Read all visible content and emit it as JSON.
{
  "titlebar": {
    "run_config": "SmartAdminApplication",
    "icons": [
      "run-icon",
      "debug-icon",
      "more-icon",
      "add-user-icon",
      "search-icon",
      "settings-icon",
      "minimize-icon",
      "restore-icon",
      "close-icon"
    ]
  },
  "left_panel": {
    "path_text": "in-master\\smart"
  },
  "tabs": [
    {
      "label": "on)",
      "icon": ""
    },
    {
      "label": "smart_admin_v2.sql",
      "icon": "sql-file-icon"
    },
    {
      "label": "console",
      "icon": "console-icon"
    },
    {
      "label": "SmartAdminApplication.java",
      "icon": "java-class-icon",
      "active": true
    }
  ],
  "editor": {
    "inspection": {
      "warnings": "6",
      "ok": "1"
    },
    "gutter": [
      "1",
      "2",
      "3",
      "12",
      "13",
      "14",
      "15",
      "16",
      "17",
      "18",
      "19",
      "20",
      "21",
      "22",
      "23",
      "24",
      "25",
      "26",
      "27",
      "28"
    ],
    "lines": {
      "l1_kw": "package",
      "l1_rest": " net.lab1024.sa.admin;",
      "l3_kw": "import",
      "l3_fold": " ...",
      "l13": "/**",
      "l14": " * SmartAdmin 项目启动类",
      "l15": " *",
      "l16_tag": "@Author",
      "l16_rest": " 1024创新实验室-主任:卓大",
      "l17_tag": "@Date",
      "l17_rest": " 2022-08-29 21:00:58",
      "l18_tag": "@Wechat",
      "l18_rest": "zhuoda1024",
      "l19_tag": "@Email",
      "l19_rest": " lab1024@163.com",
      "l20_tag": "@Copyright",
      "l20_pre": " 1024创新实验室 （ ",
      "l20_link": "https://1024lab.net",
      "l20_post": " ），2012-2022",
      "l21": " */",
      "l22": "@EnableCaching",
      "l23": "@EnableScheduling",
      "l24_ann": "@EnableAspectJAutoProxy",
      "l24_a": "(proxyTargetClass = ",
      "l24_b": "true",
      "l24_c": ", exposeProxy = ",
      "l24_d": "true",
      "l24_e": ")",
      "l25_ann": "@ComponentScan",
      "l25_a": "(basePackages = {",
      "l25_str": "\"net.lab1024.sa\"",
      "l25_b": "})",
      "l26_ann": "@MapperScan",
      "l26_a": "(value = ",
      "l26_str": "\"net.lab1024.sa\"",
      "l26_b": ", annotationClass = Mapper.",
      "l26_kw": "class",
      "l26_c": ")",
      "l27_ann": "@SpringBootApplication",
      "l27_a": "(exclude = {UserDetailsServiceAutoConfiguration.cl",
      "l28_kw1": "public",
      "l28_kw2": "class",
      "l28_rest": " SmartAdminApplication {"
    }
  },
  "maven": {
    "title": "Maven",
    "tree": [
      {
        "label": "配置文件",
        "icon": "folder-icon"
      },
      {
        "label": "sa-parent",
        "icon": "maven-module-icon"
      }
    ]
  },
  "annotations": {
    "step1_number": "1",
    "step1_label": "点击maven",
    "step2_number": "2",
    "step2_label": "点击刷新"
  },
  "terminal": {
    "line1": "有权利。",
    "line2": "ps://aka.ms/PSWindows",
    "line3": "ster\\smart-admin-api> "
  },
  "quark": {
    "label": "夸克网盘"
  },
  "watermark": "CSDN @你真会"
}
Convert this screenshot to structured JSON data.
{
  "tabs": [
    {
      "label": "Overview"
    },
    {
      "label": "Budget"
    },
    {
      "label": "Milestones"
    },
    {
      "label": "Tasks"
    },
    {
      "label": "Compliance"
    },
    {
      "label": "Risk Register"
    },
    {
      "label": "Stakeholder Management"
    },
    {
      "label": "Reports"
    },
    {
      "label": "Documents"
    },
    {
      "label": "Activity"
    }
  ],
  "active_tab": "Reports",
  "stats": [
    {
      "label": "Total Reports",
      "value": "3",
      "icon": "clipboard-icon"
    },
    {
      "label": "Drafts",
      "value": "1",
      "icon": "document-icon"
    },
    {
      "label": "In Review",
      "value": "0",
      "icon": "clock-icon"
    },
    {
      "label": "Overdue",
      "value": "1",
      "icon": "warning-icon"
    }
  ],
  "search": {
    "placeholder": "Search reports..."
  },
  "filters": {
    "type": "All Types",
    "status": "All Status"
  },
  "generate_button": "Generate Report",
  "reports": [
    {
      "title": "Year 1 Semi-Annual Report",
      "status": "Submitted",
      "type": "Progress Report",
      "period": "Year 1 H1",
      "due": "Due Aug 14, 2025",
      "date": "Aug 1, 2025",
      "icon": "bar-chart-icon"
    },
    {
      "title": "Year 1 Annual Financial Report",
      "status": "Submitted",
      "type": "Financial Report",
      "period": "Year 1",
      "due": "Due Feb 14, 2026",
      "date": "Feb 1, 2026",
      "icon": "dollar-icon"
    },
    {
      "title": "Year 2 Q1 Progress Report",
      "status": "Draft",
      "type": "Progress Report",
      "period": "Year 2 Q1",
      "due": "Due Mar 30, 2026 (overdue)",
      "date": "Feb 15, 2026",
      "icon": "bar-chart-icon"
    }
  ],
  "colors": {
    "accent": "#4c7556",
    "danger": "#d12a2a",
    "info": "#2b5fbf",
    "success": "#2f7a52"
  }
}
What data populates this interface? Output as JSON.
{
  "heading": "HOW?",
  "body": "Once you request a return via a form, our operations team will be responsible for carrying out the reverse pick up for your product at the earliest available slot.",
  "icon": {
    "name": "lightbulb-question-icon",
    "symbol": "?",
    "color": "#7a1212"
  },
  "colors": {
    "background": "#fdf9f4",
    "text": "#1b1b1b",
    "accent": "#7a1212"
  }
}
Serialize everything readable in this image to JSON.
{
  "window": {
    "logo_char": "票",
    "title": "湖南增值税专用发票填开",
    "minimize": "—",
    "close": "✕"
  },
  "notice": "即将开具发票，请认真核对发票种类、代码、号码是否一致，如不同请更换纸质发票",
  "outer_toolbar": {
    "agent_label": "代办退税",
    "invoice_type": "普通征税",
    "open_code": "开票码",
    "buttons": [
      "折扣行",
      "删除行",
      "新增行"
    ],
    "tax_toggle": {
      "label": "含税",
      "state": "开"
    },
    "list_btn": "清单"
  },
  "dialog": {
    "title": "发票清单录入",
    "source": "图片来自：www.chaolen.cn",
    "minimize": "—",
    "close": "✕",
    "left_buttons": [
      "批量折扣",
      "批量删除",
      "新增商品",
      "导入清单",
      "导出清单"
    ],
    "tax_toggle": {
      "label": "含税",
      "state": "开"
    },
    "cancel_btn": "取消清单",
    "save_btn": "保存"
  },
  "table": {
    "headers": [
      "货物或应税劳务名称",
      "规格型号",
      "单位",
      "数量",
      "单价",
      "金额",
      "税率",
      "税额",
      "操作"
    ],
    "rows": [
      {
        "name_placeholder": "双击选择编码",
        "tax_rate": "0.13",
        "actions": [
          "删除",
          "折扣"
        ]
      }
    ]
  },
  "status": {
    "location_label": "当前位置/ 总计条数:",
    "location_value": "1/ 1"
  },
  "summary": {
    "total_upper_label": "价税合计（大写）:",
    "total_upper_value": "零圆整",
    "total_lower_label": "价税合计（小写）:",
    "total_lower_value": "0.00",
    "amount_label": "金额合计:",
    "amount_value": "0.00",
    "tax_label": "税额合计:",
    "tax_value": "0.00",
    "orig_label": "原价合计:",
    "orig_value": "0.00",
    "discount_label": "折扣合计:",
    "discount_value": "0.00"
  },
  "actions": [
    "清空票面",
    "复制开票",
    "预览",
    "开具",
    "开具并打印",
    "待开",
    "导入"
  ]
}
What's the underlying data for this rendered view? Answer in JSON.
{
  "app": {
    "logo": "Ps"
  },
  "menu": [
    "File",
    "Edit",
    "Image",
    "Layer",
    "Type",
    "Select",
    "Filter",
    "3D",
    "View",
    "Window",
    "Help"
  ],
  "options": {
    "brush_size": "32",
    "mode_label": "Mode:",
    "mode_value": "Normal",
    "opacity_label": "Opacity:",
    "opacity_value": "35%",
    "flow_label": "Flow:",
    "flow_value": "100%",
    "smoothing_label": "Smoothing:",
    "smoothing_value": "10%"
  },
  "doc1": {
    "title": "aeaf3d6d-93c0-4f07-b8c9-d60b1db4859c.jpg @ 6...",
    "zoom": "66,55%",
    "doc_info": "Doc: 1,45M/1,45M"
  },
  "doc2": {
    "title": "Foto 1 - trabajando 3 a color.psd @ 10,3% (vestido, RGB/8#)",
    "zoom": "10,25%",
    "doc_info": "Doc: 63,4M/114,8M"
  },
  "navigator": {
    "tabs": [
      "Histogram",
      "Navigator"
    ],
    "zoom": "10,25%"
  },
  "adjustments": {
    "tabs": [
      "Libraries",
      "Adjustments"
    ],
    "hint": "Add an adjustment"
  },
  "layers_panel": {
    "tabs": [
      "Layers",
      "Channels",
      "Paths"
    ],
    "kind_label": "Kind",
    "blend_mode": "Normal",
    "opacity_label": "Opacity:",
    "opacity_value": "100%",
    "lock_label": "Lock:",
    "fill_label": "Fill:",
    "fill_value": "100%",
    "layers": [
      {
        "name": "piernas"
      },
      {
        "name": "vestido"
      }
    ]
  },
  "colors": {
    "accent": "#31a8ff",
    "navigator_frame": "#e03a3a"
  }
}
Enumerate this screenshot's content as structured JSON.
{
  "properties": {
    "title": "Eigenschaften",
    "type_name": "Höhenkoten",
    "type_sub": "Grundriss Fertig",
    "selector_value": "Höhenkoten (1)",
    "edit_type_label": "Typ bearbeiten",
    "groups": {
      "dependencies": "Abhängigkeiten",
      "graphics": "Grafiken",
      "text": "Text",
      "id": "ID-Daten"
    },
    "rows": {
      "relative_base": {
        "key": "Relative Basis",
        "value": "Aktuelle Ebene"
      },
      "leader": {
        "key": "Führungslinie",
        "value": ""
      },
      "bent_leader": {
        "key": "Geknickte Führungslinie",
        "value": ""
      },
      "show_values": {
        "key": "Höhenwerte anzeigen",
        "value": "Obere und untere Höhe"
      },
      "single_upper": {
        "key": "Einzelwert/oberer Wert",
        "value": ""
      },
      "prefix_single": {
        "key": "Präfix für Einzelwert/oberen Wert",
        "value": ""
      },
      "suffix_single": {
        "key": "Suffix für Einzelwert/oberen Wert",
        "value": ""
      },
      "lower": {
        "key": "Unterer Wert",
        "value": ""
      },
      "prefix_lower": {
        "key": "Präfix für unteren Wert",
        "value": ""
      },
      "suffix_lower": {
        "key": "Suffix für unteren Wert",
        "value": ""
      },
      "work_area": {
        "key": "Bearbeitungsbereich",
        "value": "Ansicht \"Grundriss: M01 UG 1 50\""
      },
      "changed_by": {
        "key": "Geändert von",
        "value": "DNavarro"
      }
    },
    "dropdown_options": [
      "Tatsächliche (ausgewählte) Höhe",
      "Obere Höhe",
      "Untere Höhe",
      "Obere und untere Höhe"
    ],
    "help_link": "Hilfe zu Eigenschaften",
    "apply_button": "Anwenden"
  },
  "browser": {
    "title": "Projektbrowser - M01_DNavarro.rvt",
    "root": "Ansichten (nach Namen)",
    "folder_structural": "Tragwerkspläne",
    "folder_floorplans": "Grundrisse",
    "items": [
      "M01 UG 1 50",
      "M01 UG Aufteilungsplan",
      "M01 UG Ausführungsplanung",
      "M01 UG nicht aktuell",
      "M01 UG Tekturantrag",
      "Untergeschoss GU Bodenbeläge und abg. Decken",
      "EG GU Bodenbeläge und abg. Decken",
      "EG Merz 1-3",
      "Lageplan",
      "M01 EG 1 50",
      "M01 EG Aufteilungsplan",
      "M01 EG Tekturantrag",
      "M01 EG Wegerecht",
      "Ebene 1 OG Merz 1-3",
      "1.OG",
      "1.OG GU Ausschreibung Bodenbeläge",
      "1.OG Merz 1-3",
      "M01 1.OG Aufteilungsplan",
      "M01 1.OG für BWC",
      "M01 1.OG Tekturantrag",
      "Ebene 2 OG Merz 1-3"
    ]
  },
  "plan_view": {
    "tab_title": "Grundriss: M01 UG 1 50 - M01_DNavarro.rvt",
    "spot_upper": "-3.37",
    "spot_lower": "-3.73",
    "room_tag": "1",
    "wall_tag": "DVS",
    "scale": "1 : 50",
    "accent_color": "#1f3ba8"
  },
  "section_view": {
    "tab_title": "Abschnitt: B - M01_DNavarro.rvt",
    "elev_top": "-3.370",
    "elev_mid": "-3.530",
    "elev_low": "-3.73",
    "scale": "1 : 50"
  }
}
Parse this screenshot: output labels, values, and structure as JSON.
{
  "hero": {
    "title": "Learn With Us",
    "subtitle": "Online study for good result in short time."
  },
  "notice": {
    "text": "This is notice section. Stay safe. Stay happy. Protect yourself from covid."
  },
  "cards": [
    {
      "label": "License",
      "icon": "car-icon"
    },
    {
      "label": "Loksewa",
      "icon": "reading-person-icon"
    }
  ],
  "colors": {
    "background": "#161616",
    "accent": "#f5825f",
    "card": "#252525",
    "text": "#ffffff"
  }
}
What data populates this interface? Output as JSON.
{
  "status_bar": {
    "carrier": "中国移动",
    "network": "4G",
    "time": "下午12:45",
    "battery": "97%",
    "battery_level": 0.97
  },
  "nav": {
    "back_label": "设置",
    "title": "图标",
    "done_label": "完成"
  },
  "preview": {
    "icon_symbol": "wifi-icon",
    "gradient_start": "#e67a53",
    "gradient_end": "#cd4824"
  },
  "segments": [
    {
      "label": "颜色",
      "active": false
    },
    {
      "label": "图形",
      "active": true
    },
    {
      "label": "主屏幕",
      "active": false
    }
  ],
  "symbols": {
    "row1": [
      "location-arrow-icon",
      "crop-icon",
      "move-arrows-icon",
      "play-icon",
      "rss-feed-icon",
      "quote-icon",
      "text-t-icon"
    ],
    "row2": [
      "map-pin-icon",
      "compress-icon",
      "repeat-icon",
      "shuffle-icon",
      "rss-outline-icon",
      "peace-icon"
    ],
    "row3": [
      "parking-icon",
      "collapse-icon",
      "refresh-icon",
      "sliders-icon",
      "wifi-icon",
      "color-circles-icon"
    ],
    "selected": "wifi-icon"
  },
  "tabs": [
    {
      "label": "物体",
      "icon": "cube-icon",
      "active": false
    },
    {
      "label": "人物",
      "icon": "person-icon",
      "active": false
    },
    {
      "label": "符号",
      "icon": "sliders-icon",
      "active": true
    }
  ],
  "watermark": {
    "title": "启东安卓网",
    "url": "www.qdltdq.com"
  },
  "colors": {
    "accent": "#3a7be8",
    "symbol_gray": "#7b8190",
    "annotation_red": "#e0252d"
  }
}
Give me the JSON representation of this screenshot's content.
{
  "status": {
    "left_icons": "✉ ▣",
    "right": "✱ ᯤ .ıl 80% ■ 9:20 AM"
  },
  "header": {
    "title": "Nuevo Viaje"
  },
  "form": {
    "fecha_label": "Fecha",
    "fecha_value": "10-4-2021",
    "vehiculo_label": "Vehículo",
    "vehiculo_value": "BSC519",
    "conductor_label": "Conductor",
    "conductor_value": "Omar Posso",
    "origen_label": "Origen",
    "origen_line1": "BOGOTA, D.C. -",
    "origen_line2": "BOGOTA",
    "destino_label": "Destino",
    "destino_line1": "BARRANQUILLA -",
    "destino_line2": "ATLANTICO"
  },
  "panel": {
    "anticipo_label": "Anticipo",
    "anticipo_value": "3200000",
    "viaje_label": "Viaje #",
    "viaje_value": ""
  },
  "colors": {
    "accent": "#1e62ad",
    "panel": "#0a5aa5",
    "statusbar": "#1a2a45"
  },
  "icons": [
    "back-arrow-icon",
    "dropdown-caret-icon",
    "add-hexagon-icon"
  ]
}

> [TASK OBJECTIVE]: In the records above, find the lines containing "notice" and copy them.

> [SOLVED EXERCISE]:
  "notice": "即将开具发票，请认真核对发票种类、代码、号码是否一致，如不同请更换纸质发票",
  "notice": {
    "text": "This is notice section. Stay safe. Stay happy. Protect yourself from covid."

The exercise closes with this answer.